▶ TASK TO COMPLETE
Copy each line below in which the word "urban" occurs.

▶ EXTRACTED ENTRIES

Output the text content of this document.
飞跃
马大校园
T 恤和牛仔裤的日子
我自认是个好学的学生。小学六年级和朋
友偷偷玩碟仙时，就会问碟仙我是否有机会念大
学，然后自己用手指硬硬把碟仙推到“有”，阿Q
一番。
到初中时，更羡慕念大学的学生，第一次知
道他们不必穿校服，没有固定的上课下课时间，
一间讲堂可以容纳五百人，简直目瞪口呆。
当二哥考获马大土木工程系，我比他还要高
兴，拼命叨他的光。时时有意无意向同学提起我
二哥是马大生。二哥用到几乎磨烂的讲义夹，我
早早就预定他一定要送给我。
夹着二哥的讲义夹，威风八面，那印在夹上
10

* * *

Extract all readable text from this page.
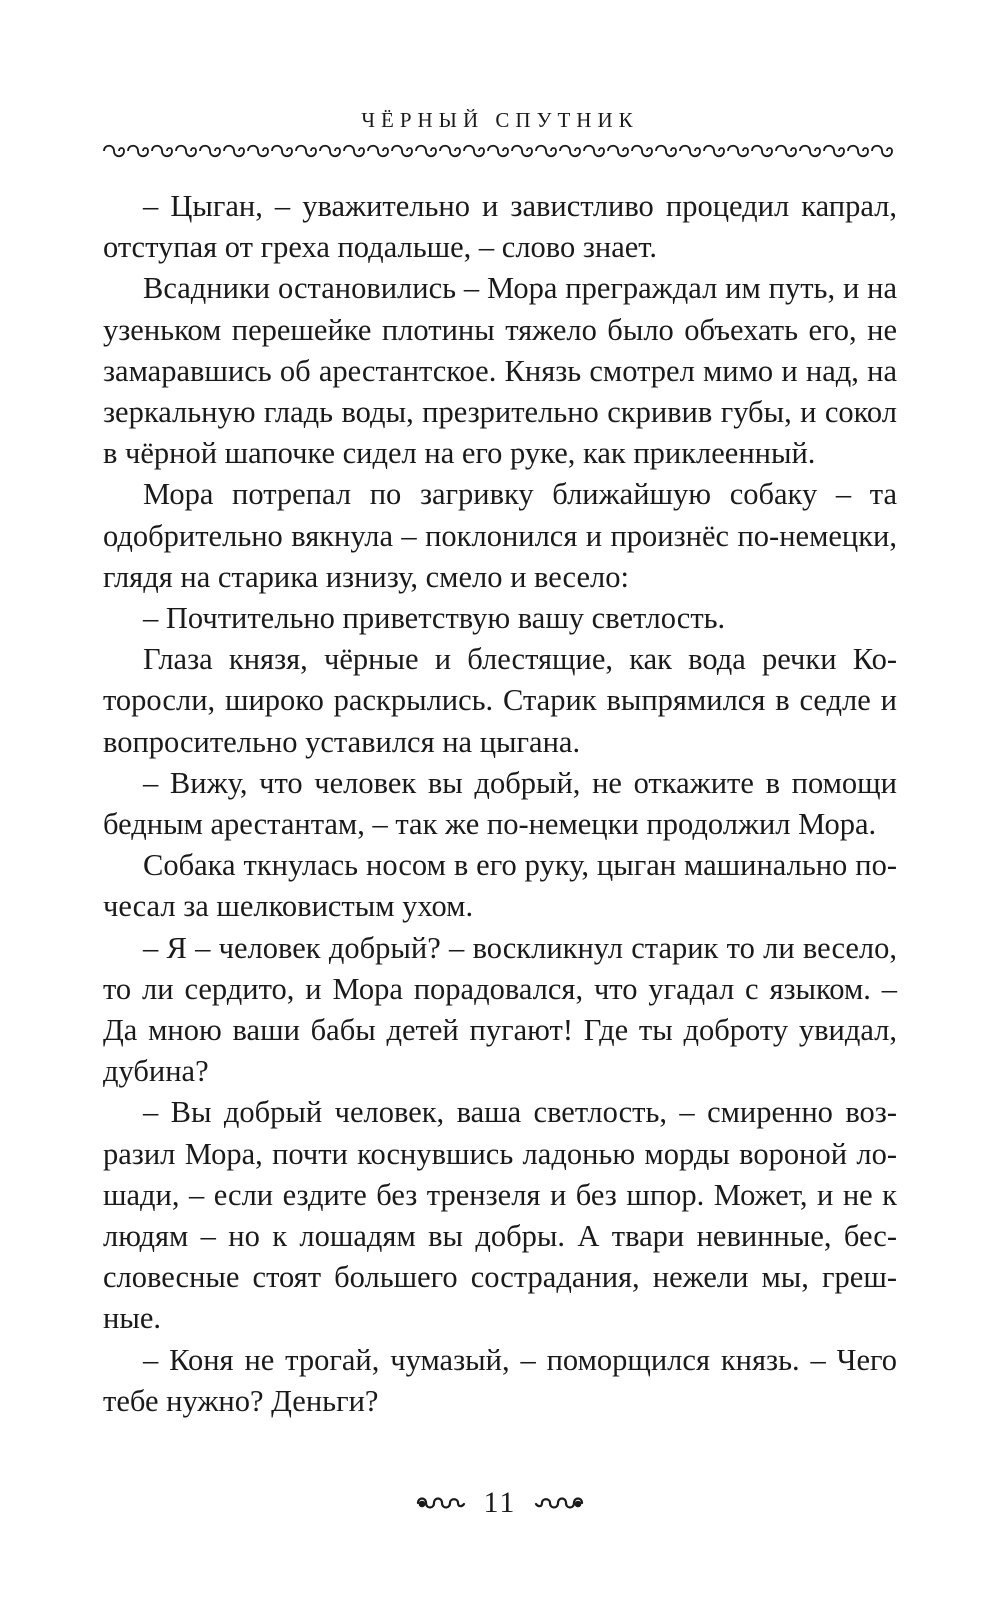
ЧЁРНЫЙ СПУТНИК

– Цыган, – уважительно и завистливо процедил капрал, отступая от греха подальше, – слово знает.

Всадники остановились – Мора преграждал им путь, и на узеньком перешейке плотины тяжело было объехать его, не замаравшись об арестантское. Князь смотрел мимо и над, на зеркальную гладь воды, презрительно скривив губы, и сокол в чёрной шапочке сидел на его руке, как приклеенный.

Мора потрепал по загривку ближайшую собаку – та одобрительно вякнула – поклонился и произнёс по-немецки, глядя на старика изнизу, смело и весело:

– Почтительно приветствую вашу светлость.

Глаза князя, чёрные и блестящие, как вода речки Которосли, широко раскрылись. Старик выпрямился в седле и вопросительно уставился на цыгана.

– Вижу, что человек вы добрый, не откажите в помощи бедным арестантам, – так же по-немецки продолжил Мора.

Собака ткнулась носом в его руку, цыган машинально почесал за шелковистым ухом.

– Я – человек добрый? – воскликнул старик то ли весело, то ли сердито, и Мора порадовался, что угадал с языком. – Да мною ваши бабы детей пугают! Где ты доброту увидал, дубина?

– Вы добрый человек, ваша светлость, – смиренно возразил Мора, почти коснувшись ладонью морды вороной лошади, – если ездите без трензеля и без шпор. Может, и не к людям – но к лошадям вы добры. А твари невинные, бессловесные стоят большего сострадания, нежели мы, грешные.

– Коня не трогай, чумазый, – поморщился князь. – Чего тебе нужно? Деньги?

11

---

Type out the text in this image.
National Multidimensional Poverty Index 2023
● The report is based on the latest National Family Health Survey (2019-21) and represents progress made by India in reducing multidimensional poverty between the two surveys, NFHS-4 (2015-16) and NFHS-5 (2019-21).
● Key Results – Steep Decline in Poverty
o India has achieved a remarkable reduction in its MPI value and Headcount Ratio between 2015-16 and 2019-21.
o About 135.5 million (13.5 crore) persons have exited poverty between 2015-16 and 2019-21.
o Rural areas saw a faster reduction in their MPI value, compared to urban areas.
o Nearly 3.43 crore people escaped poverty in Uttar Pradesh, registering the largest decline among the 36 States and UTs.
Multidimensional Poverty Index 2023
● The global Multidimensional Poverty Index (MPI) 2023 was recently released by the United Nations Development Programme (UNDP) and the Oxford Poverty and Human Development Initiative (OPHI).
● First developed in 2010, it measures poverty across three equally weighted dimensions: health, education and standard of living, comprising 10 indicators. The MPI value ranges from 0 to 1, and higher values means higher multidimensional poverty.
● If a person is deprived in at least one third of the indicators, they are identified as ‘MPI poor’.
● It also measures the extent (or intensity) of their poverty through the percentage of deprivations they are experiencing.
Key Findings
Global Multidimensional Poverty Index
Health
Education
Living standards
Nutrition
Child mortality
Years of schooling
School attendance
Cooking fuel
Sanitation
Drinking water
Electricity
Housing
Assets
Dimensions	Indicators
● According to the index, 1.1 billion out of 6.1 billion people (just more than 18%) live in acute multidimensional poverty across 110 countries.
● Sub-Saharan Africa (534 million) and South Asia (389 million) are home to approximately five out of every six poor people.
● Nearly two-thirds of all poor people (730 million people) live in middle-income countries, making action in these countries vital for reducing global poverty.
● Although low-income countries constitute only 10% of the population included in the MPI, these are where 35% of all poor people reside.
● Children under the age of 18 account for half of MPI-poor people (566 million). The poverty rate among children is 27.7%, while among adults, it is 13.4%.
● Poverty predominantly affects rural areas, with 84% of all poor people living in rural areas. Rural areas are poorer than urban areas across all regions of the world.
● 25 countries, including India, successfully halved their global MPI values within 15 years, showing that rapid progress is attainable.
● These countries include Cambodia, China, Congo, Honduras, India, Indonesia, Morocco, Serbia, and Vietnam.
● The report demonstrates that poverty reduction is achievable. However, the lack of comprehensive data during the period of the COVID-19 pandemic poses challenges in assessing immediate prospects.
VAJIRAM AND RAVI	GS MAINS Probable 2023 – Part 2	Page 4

▶ SOLUTION
o Rural areas saw a faster reduction in their MPI value, compared to urban areas.
● Poverty predominantly affects rural areas, with 84% of all poor people living in rural areas. Rural areas are poorer than urban areas across all regions of the world.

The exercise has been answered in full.